___ Recorded data

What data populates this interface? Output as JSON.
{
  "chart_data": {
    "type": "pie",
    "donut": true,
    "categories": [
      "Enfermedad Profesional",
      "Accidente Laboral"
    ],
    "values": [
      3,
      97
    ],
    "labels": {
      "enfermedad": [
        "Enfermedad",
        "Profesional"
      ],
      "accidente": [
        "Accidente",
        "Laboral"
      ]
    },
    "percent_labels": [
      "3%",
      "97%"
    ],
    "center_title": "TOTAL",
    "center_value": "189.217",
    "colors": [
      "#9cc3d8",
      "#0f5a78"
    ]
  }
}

______

• Do this: All of the entries must be written out exactly as they stand.

• Response:
What data populates this interface? Output as JSON.
{
  "chart_data": {
    "type": "pie",
    "donut": true,
    "categories": [
      "Enfermedad Profesional",
      "Accidente Laboral"
    ],
    "values": [
      3,
      97
    ],
    "labels": {
      "enfermedad": [
        "Enfermedad",
        "Profesional"
      ],
      "accidente": [
        "Accidente",
        "Laboral"
      ]
    },
    "percent_labels": [
      "3%",
      "97%"
    ],
    "center_title": "TOTAL",
    "center_value": "189.217",
    "colors": [
      "#9cc3d8",
      "#0f5a78"
    ]
  }
}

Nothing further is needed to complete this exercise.